| CHALLENGE |
Copy the material that follows word for word and omit its pictures.

| INPUT RECORDS |

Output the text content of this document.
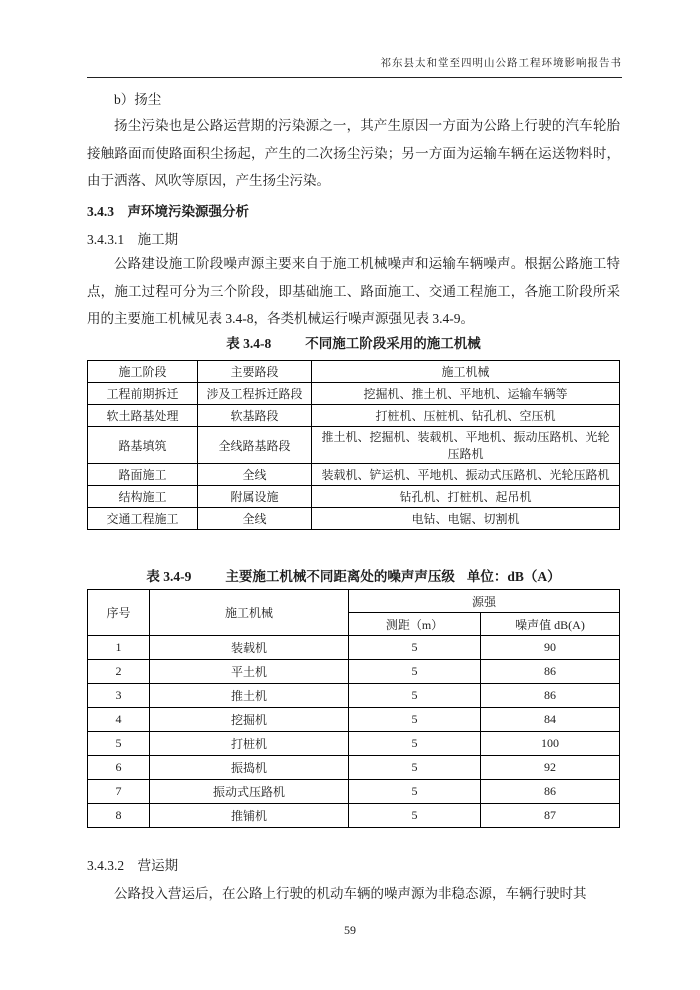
祁东县太和堂至四明山公路工程环境影响报告书
b）扬尘
扬尘污染也是公路运营期的污染源之一，其产生原因一方面为公路上行驶的汽车轮胎接触路面而使路面积尘扬起，产生的二次扬尘污染；另一方面为运输车辆在运送物料时，由于洒落、风吹等原因，产生扬尘污染。
3.4.3　声环境污染源强分析
3.4.3.1　施工期
公路建设施工阶段噪声源主要来自于施工机械噪声和运输车辆噪声。根据公路施工特点，施工过程可分为三个阶段，即基础施工、路面施工、交通工程施工，各施工阶段所采用的主要施工机械见表 3.4-8，各类机械运行噪声源强见表 3.4-9。
表 3.4-8	不同施工阶段采用的施工机械
施工阶段	主要路段	施工机械
工程前期拆迁	涉及工程拆迁路段	挖掘机、推土机、平地机、运输车辆等
软土路基处理	软基路段	打桩机、压桩机、钻孔机、空压机
路基填筑	全线路基路段	推土机、挖掘机、装载机、平地机、振动压路机、光轮压路机
路面施工	全线	装载机、铲运机、平地机、振动式压路机、光轮压路机
结构施工	附属设施	钻孔机、打桩机、起吊机
交通工程施工	全线	电钻、电锯、切割机
表 3.4-9	主要施工机械不同距离处的噪声声压级 单位：dB（A）
序号	施工机械	源强	
		测距（m）	噪声值 dB(A)
1	装载机	5	90
2	平土机	5	86
3	推土机	5	86
4	挖掘机	5	84
5	打桩机	5	100
6	振捣机	5	92
7	振动式压路机	5	86
8	推铺机	5	87
3.4.3.2　营运期
公路投入营运后，在公路上行驶的机动车辆的噪声源为非稳态源，车辆行驶时其
59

| WORKED ANSWER |
Output the text content of this document.
祁东县太和堂至四明山公路工程环境影响报告书
b）扬尘
扬尘污染也是公路运营期的污染源之一，其产生原因一方面为公路上行驶的汽车轮胎接触路面而使路面积尘扬起，产生的二次扬尘污染；另一方面为运输车辆在运送物料时，由于洒落、风吹等原因，产生扬尘污染。
3.4.3　声环境污染源强分析
3.4.3.1　施工期
公路建设施工阶段噪声源主要来自于施工机械噪声和运输车辆噪声。根据公路施工特点，施工过程可分为三个阶段，即基础施工、路面施工、交通工程施工，各施工阶段所采用的主要施工机械见表 3.4-8，各类机械运行噪声源强见表 3.4-9。
表 3.4-8	不同施工阶段采用的施工机械
施工阶段	主要路段	施工机械
工程前期拆迁	涉及工程拆迁路段	挖掘机、推土机、平地机、运输车辆等
软土路基处理	软基路段	打桩机、压桩机、钻孔机、空压机
路基填筑	全线路基路段	推土机、挖掘机、装载机、平地机、振动压路机、光轮压路机
路面施工	全线	装载机、铲运机、平地机、振动式压路机、光轮压路机
结构施工	附属设施	钻孔机、打桩机、起吊机
交通工程施工	全线	电钻、电锯、切割机
表 3.4-9	主要施工机械不同距离处的噪声声压级 单位：dB（A）
序号	施工机械	源强	
		测距（m）	噪声值 dB(A)
1	装载机	5	90
2	平土机	5	86
3	推土机	5	86
4	挖掘机	5	84
5	打桩机	5	100
6	振捣机	5	92
7	振动式压路机	5	86
8	推铺机	5	87
3.4.3.2　营运期
公路投入营运后，在公路上行驶的机动车辆的噪声源为非稳态源，车辆行驶时其
59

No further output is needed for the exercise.